* begin *

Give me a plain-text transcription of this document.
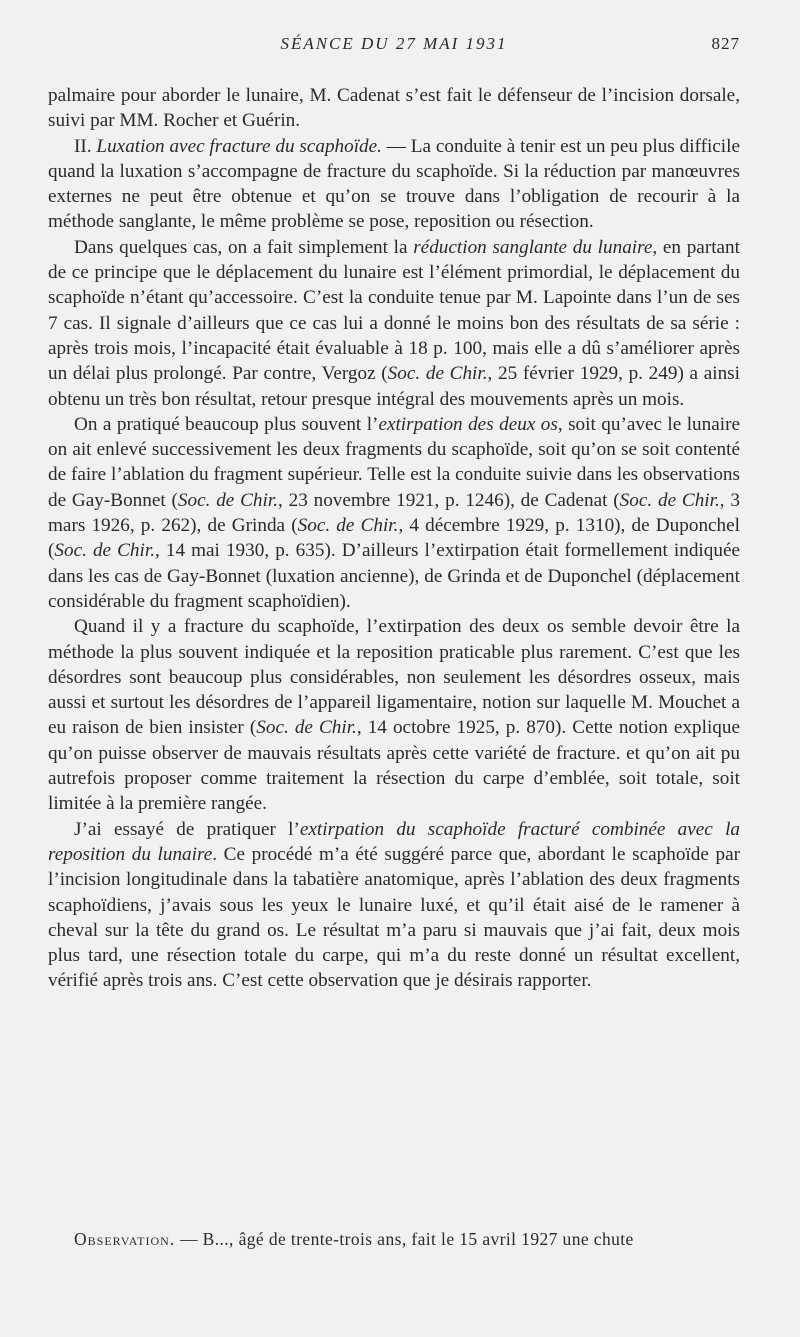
SÉANCE DU 27 MAI 1931	827

palmaire pour aborder le lunaire, M. Cadenat s’est fait le défenseur de l’incision dorsale, suivi par MM. Rocher et Guérin.

II. Luxation avec fracture du scaphoïde. — La conduite à tenir est un peu plus difficile quand la luxation s’accompagne de fracture du scaphoïde. Si la réduction par manœuvres externes ne peut être obtenue et qu’on se trouve dans l’obligation de recourir à la méthode sanglante, le même problème se pose, reposition ou résection.

Dans quelques cas, on a fait simplement la réduction sanglante du lunaire, en partant de ce principe que le déplacement du lunaire est l’élément primordial, le déplacement du scaphoïde n’étant qu’accessoire. C’est la conduite tenue par M. Lapointe dans l’un de ses 7 cas. Il signale d’ailleurs que ce cas lui a donné le moins bon des résultats de sa série : après trois mois, l’incapacité était évaluable à 18 p. 100, mais elle a dû s’améliorer après un délai plus prolongé. Par contre, Vergoz (Soc. de Chir., 25 février 1929, p. 249) a ainsi obtenu un très bon résultat, retour presque intégral des mouvements après un mois.

On a pratiqué beaucoup plus souvent l’extirpation des deux os, soit qu’avec le lunaire on ait enlevé successivement les deux fragments du scaphoïde, soit qu’on se soit contenté de faire l’ablation du fragment supérieur. Telle est la conduite suivie dans les observations de Gay-Bonnet (Soc. de Chir., 23 novembre 1921, p. 1246), de Cadenat (Soc. de Chir., 3 mars 1926, p. 262), de Grinda (Soc. de Chir., 4 décembre 1929, p. 1310), de Duponchel (Soc. de Chir., 14 mai 1930, p. 635). D’ailleurs l’extirpation était formellement indiquée dans les cas de Gay-Bonnet (luxation ancienne), de Grinda et de Duponchel (déplacement considérable du fragment scaphoïdien).

Quand il y a fracture du scaphoïde, l’extirpation des deux os semble devoir être la méthode la plus souvent indiquée et la reposition praticable plus rarement. C’est que les désordres sont beaucoup plus considérables, non seulement les désordres osseux, mais aussi et surtout les désordres de l’appareil ligamentaire, notion sur laquelle M. Mouchet a eu raison de bien insister (Soc. de Chir., 14 octobre 1925, p. 870). Cette notion explique qu’on puisse observer de mauvais résultats après cette variété de fracture. et qu’on ait pu autrefois proposer comme traitement la résection du carpe d’emblée, soit totale, soit limitée à la première rangée.

J’ai essayé de pratiquer l’extirpation du scaphoïde fracturé combinée avec la reposition du lunaire. Ce procédé m’a été suggéré parce que, abordant le scaphoïde par l’incision longitudinale dans la tabatière anatomique, après l’ablation des deux fragments scaphoïdiens, j’avais sous les yeux le lunaire luxé, et qu’il était aisé de le ramener à cheval sur la tête du grand os. Le résultat m’a paru si mauvais que j’ai fait, deux mois plus tard, une résection totale du carpe, qui m’a du reste donné un résultat excellent, vérifié après trois ans. C’est cette observation que je désirais rapporter.

Observation. — B..., âgé de trente-trois ans, fait le 15 avril 1927 une chute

* end *

Copy, from the material above, each line in which the string "ablation" occurs.

On a pratiqué beaucoup plus souvent l’extirpation des deux os, soit qu’avec le lunaire on ait enlevé successivement les deux fragments du scaphoïde, soit qu’on se soit contenté de faire l’ablation du fragment supérieur. Telle est la conduite suivie dans les observations de Gay-Bonnet (Soc. de Chir., 23 novembre 1921, p. 1246), de Cadenat (Soc. de Chir., 3 mars 1926, p. 262), de Grinda (Soc. de Chir., 4 décembre 1929, p. 1310), de Duponchel (Soc. de Chir., 14 mai 1930, p. 635). D’ailleurs l’extirpation était formellement indiquée dans les cas de Gay-Bonnet (luxation ancienne), de Grinda et de Duponchel (déplacement considérable du fragment scaphoïdien).
J’ai essayé de pratiquer l’extirpation du scaphoïde fracturé combinée avec la reposition du lunaire. Ce procédé m’a été suggéré parce que, abordant le scaphoïde par l’incision longitudinale dans la tabatière anatomique, après l’ablation des deux fragments scaphoïdiens, j’avais sous les yeux le lunaire luxé, et qu’il était aisé de le ramener à cheval sur la tête du grand os. Le résultat m’a paru si mauvais que j’ai fait, deux mois plus tard, une résection totale du carpe, qui m’a du reste donné un résultat excellent, vérifié après trois ans. C’est cette observation que je désirais rapporter.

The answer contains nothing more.